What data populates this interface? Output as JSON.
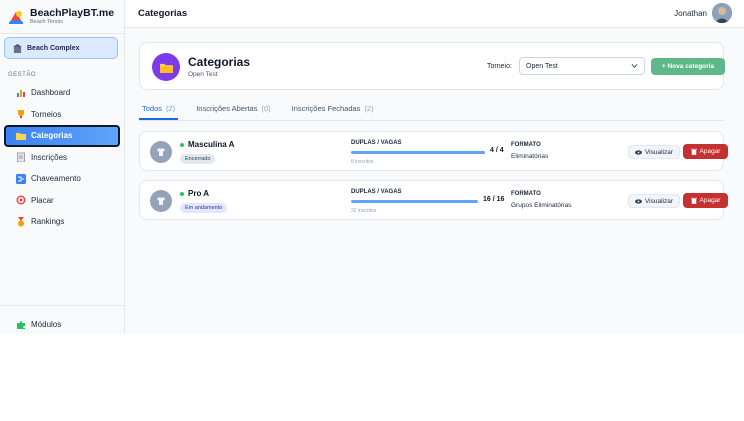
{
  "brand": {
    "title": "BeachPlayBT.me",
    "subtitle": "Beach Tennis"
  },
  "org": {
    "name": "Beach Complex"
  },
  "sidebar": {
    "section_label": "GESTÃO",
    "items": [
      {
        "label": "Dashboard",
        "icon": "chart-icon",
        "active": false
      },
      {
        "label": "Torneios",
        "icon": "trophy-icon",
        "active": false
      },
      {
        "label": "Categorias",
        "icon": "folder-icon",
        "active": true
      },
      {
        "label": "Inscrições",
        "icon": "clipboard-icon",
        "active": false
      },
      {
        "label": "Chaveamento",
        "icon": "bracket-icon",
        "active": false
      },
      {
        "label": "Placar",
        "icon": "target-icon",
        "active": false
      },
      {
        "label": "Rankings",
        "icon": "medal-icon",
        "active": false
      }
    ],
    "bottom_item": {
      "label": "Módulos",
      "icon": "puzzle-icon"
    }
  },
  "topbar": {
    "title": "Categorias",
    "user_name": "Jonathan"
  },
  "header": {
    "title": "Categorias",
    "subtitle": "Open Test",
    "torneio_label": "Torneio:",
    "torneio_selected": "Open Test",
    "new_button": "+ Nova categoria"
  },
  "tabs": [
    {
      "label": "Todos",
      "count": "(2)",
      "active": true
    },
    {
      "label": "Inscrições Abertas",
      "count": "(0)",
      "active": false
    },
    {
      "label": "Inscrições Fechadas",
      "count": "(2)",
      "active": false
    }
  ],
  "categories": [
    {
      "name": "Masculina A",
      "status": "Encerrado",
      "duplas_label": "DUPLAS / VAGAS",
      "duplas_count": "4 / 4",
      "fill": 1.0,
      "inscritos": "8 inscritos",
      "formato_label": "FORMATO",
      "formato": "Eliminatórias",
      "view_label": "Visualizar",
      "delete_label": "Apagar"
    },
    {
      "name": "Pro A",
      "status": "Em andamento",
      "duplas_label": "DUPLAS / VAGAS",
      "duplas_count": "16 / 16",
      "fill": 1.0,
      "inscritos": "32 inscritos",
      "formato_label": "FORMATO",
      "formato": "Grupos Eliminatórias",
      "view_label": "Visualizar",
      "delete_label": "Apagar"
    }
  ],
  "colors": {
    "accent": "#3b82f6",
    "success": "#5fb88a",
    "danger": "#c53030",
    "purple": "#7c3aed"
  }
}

---------------

▸ The request: Pull out every line in the data above that has the word "Test".

▸ Response below:
    "subtitle": "Open Test",
    "torneio_selected": "Open Test",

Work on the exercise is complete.